— Start of Extracted information —

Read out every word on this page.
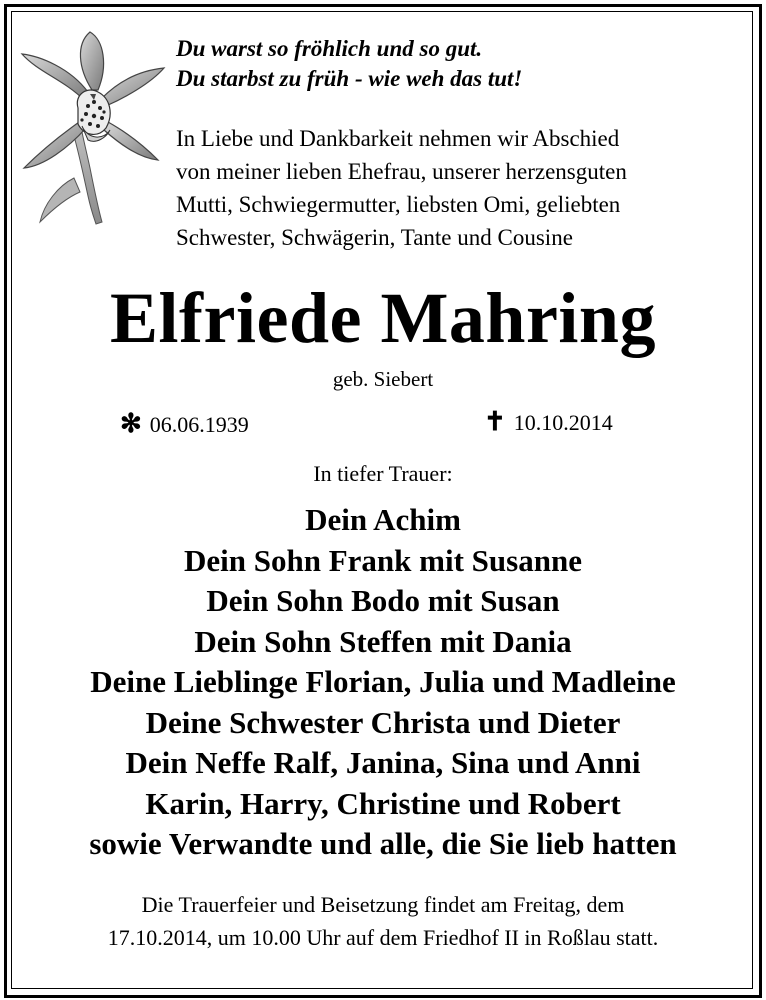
Du warst so fröhlich und so gut.
Du starbst zu früh - wie weh das tut!
In Liebe und Dankbarkeit nehmen wir Abschied
von meiner lieben Ehefrau, unserer herzensguten
Mutti, Schwiegermutter, liebsten Omi, geliebten
Schwester, Schwägerin, Tante und Cousine
Elfriede Mahring
geb. Siebert
✻ 06.06.1939	✝ 10.10.2014
In tiefer Trauer:
Dein Achim
Dein Sohn Frank mit Susanne
Dein Sohn Bodo mit Susan
Dein Sohn Steffen mit Dania
Deine Lieblinge Florian, Julia und Madleine
Deine Schwester Christa und Dieter
Dein Neffe Ralf, Janina, Sina und Anni
Karin, Harry, Christine und Robert
sowie Verwandte und alle, die Sie lieb hatten
Die Trauerfeier und Beisetzung findet am Freitag, dem
17.10.2014, um 10.00 Uhr auf dem Friedhof II in Roßlau statt.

— End of Extracted information —

→ **Exercise instructions**:
Make an exact copy of the listing above. Do not include the pictures.

→ **Output below**:
Read out every word on this page.
Du warst so fröhlich und so gut.
Du starbst zu früh - wie weh das tut!
In Liebe und Dankbarkeit nehmen wir Abschied
von meiner lieben Ehefrau, unserer herzensguten
Mutti, Schwiegermutter, liebsten Omi, geliebten
Schwester, Schwägerin, Tante und Cousine
Elfriede Mahring
geb. Siebert
✻ 06.06.1939	✝ 10.10.2014
In tiefer Trauer:
Dein Achim
Dein Sohn Frank mit Susanne
Dein Sohn Bodo mit Susan
Dein Sohn Steffen mit Dania
Deine Lieblinge Florian, Julia und Madleine
Deine Schwester Christa und Dieter
Dein Neffe Ralf, Janina, Sina und Anni
Karin, Harry, Christine und Robert
sowie Verwandte und alle, die Sie lieb hatten
Die Trauerfeier und Beisetzung findet am Freitag, dem
17.10.2014, um 10.00 Uhr auf dem Friedhof II in Roßlau statt.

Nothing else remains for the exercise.